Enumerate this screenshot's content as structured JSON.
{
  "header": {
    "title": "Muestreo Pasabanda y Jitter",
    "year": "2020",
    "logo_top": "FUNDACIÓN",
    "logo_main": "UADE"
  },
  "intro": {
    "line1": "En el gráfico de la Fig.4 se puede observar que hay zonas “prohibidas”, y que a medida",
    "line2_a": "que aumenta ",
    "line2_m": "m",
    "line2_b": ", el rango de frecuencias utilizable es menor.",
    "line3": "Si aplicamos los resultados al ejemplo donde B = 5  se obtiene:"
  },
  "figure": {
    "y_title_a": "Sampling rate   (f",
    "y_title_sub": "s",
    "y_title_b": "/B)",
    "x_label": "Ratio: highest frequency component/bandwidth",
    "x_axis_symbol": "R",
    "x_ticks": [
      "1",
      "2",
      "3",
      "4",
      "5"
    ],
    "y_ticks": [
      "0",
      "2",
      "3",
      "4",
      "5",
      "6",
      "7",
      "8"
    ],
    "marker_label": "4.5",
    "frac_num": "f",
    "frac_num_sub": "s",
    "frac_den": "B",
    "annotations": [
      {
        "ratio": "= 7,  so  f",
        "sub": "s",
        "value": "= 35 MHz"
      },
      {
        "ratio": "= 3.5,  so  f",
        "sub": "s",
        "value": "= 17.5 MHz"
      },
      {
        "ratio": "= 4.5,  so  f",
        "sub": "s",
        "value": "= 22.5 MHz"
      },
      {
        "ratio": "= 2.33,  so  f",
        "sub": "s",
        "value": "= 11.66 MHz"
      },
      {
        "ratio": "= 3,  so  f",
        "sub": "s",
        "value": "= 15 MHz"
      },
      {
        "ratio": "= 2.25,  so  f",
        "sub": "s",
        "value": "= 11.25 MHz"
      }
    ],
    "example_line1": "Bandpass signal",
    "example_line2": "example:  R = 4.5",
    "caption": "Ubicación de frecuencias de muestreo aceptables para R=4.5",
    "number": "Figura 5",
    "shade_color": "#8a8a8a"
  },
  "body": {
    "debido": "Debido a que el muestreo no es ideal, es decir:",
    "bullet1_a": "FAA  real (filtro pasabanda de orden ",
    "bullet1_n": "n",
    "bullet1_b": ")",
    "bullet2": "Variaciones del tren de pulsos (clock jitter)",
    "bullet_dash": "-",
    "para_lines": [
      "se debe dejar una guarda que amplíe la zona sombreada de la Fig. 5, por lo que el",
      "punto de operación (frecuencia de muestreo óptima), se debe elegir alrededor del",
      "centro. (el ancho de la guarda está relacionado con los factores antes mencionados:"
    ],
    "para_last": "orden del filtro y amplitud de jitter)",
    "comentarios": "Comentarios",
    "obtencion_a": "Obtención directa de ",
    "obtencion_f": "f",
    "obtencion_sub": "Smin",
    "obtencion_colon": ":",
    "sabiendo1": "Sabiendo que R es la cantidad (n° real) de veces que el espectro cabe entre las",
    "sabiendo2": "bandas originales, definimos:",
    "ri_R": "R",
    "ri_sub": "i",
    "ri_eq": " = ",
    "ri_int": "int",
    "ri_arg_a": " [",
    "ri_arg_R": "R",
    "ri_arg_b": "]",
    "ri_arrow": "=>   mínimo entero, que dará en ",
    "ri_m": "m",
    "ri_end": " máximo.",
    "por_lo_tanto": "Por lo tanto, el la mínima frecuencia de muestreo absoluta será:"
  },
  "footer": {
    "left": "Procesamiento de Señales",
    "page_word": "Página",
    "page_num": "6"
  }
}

§ INSTRUCTIONS FOR THE TASK
Copy each line above that contains the string "guarda".

§ ANSWER FOR THIS EXERCISE
      "se debe dejar una guarda que amplíe la zona sombreada de la Fig. 5, por lo que el",
      "centro. (el ancho de la guarda está relacionado con los factores antes mencionados:"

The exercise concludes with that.